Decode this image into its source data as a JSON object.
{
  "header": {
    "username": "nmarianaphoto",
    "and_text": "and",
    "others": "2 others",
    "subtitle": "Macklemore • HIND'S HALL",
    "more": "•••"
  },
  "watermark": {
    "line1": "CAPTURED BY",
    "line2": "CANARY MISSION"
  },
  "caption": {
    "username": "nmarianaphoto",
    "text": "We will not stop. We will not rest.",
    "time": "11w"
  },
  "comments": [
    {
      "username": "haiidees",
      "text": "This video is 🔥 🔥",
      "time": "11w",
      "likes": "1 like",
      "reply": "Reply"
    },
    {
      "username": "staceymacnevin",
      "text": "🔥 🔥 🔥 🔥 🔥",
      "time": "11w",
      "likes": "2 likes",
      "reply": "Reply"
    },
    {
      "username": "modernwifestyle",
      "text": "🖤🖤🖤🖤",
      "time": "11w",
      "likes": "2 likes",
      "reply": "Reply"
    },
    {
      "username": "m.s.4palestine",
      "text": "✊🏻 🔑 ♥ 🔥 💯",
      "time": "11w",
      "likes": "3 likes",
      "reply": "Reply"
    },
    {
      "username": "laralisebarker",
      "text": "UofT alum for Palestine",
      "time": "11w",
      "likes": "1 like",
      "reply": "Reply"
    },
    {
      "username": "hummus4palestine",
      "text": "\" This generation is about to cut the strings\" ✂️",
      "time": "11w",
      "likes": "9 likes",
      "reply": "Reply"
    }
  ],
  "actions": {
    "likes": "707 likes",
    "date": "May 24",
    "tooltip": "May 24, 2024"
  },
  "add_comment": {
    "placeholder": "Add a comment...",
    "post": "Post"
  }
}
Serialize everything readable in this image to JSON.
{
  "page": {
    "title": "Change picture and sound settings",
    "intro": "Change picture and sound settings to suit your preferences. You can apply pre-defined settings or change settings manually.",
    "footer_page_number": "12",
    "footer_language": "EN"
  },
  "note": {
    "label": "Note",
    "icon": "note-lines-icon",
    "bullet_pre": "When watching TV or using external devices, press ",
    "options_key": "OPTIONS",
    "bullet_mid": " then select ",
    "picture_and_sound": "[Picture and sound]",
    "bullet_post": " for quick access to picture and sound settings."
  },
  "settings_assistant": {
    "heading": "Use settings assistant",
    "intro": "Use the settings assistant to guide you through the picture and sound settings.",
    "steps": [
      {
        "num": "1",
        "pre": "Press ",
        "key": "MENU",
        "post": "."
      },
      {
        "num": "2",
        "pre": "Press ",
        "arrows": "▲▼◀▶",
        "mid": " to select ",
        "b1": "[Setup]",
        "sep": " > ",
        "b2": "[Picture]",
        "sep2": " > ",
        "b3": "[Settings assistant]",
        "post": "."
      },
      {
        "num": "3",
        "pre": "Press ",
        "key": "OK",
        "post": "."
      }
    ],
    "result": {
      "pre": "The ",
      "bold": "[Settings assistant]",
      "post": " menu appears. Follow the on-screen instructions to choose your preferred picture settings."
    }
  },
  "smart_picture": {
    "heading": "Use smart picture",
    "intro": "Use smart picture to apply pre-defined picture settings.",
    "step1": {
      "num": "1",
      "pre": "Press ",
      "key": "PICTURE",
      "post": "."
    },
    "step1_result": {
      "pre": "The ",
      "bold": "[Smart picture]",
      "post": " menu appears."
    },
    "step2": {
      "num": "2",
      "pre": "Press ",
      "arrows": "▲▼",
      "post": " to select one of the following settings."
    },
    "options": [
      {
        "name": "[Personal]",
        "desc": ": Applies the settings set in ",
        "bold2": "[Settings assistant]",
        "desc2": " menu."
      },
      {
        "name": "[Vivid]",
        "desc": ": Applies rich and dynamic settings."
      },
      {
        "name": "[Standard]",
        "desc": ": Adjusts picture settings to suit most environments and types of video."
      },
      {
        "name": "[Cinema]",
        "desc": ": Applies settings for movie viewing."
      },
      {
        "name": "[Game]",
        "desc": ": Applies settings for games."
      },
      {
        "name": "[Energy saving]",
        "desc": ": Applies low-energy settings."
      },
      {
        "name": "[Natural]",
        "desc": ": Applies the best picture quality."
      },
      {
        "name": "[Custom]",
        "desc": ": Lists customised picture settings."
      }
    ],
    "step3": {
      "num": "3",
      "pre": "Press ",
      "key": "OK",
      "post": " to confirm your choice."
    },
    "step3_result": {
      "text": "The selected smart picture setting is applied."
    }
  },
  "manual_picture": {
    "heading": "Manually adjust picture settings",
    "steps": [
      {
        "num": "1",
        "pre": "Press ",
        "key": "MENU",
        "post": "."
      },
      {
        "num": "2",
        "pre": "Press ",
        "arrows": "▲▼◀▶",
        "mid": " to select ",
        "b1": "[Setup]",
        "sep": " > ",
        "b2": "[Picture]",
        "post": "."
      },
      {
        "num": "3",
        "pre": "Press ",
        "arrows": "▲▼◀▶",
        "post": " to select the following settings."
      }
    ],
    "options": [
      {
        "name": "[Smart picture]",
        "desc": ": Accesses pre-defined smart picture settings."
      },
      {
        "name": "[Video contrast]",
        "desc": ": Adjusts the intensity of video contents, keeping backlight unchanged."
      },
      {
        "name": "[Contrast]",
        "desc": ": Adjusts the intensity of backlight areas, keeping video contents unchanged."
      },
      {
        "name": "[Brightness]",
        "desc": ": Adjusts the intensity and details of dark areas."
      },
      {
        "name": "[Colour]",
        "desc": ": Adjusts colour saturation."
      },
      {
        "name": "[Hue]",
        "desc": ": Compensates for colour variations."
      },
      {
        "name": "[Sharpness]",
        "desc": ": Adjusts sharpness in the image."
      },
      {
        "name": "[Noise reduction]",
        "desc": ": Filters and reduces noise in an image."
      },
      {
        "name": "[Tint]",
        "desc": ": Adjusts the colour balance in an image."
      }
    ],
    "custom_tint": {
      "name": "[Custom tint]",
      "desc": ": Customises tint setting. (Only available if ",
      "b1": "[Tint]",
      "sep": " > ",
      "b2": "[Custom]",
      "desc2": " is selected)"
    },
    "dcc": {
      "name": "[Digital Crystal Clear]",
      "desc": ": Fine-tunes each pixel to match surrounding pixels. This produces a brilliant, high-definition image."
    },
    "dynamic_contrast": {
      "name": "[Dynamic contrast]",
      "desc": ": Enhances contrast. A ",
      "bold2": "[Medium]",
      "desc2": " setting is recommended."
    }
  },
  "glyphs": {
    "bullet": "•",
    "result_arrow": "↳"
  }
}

• **Stated goal**
Take the lines above and print them exactly.

• **Exercise response**
Decode this image into its source data as a JSON object.
{
  "header": {
    "username": "nmarianaphoto",
    "and_text": "and",
    "others": "2 others",
    "subtitle": "Macklemore • HIND'S HALL",
    "more": "•••"
  },
  "watermark": {
    "line1": "CAPTURED BY",
    "line2": "CANARY MISSION"
  },
  "caption": {
    "username": "nmarianaphoto",
    "text": "We will not stop. We will not rest.",
    "time": "11w"
  },
  "comments": [
    {
      "username": "haiidees",
      "text": "This video is 🔥 🔥",
      "time": "11w",
      "likes": "1 like",
      "reply": "Reply"
    },
    {
      "username": "staceymacnevin",
      "text": "🔥 🔥 🔥 🔥 🔥",
      "time": "11w",
      "likes": "2 likes",
      "reply": "Reply"
    },
    {
      "username": "modernwifestyle",
      "text": "🖤🖤🖤🖤",
      "time": "11w",
      "likes": "2 likes",
      "reply": "Reply"
    },
    {
      "username": "m.s.4palestine",
      "text": "✊🏻 🔑 ♥ 🔥 💯",
      "time": "11w",
      "likes": "3 likes",
      "reply": "Reply"
    },
    {
      "username": "laralisebarker",
      "text": "UofT alum for Palestine",
      "time": "11w",
      "likes": "1 like",
      "reply": "Reply"
    },
    {
      "username": "hummus4palestine",
      "text": "\" This generation is about to cut the strings\" ✂️",
      "time": "11w",
      "likes": "9 likes",
      "reply": "Reply"
    }
  ],
  "actions": {
    "likes": "707 likes",
    "date": "May 24",
    "tooltip": "May 24, 2024"
  },
  "add_comment": {
    "placeholder": "Add a comment...",
    "post": "Post"
  }
}
Serialize everything readable in this image to JSON.
{
  "page": {
    "title": "Change picture and sound settings",
    "intro": "Change picture and sound settings to suit your preferences. You can apply pre-defined settings or change settings manually.",
    "footer_page_number": "12",
    "footer_language": "EN"
  },
  "note": {
    "label": "Note",
    "icon": "note-lines-icon",
    "bullet_pre": "When watching TV or using external devices, press ",
    "options_key": "OPTIONS",
    "bullet_mid": " then select ",
    "picture_and_sound": "[Picture and sound]",
    "bullet_post": " for quick access to picture and sound settings."
  },
  "settings_assistant": {
    "heading": "Use settings assistant",
    "intro": "Use the settings assistant to guide you through the picture and sound settings.",
    "steps": [
      {
        "num": "1",
        "pre": "Press ",
        "key": "MENU",
        "post": "."
      },
      {
        "num": "2",
        "pre": "Press ",
        "arrows": "▲▼◀▶",
        "mid": " to select ",
        "b1": "[Setup]",
        "sep": " > ",
        "b2": "[Picture]",
        "sep2": " > ",
        "b3": "[Settings assistant]",
        "post": "."
      },
      {
        "num": "3",
        "pre": "Press ",
        "key": "OK",
        "post": "."
      }
    ],
    "result": {
      "pre": "The ",
      "bold": "[Settings assistant]",
      "post": " menu appears. Follow the on-screen instructions to choose your preferred picture settings."
    }
  },
  "smart_picture": {
    "heading": "Use smart picture",
    "intro": "Use smart picture to apply pre-defined picture settings.",
    "step1": {
      "num": "1",
      "pre": "Press ",
      "key": "PICTURE",
      "post": "."
    },
    "step1_result": {
      "pre": "The ",
      "bold": "[Smart picture]",
      "post": " menu appears."
    },
    "step2": {
      "num": "2",
      "pre": "Press ",
      "arrows": "▲▼",
      "post": " to select one of the following settings."
    },
    "options": [
      {
        "name": "[Personal]",
        "desc": ": Applies the settings set in ",
        "bold2": "[Settings assistant]",
        "desc2": " menu."
      },
      {
        "name": "[Vivid]",
        "desc": ": Applies rich and dynamic settings."
      },
      {
        "name": "[Standard]",
        "desc": ": Adjusts picture settings to suit most environments and types of video."
      },
      {
        "name": "[Cinema]",
        "desc": ": Applies settings for movie viewing."
      },
      {
        "name": "[Game]",
        "desc": ": Applies settings for games."
      },
      {
        "name": "[Energy saving]",
        "desc": ": Applies low-energy settings."
      },
      {
        "name": "[Natural]",
        "desc": ": Applies the best picture quality."
      },
      {
        "name": "[Custom]",
        "desc": ": Lists customised picture settings."
      }
    ],
    "step3": {
      "num": "3",
      "pre": "Press ",
      "key": "OK",
      "post": " to confirm your choice."
    },
    "step3_result": {
      "text": "The selected smart picture setting is applied."
    }
  },
  "manual_picture": {
    "heading": "Manually adjust picture settings",
    "steps": [
      {
        "num": "1",
        "pre": "Press ",
        "key": "MENU",
        "post": "."
      },
      {
        "num": "2",
        "pre": "Press ",
        "arrows": "▲▼◀▶",
        "mid": " to select ",
        "b1": "[Setup]",
        "sep": " > ",
        "b2": "[Picture]",
        "post": "."
      },
      {
        "num": "3",
        "pre": "Press ",
        "arrows": "▲▼◀▶",
        "post": " to select the following settings."
      }
    ],
    "options": [
      {
        "name": "[Smart picture]",
        "desc": ": Accesses pre-defined smart picture settings."
      },
      {
        "name": "[Video contrast]",
        "desc": ": Adjusts the intensity of video contents, keeping backlight unchanged."
      },
      {
        "name": "[Contrast]",
        "desc": ": Adjusts the intensity of backlight areas, keeping video contents unchanged."
      },
      {
        "name": "[Brightness]",
        "desc": ": Adjusts the intensity and details of dark areas."
      },
      {
        "name": "[Colour]",
        "desc": ": Adjusts colour saturation."
      },
      {
        "name": "[Hue]",
        "desc": ": Compensates for colour variations."
      },
      {
        "name": "[Sharpness]",
        "desc": ": Adjusts sharpness in the image."
      },
      {
        "name": "[Noise reduction]",
        "desc": ": Filters and reduces noise in an image."
      },
      {
        "name": "[Tint]",
        "desc": ": Adjusts the colour balance in an image."
      }
    ],
    "custom_tint": {
      "name": "[Custom tint]",
      "desc": ": Customises tint setting. (Only available if ",
      "b1": "[Tint]",
      "sep": " > ",
      "b2": "[Custom]",
      "desc2": " is selected)"
    },
    "dcc": {
      "name": "[Digital Crystal Clear]",
      "desc": ": Fine-tunes each pixel to match surrounding pixels. This produces a brilliant, high-definition image."
    },
    "dynamic_contrast": {
      "name": "[Dynamic contrast]",
      "desc": ": Enhances contrast. A ",
      "bold2": "[Medium]",
      "desc2": " setting is recommended."
    }
  },
  "glyphs": {
    "bullet": "•",
    "result_arrow": "↳"
  }
}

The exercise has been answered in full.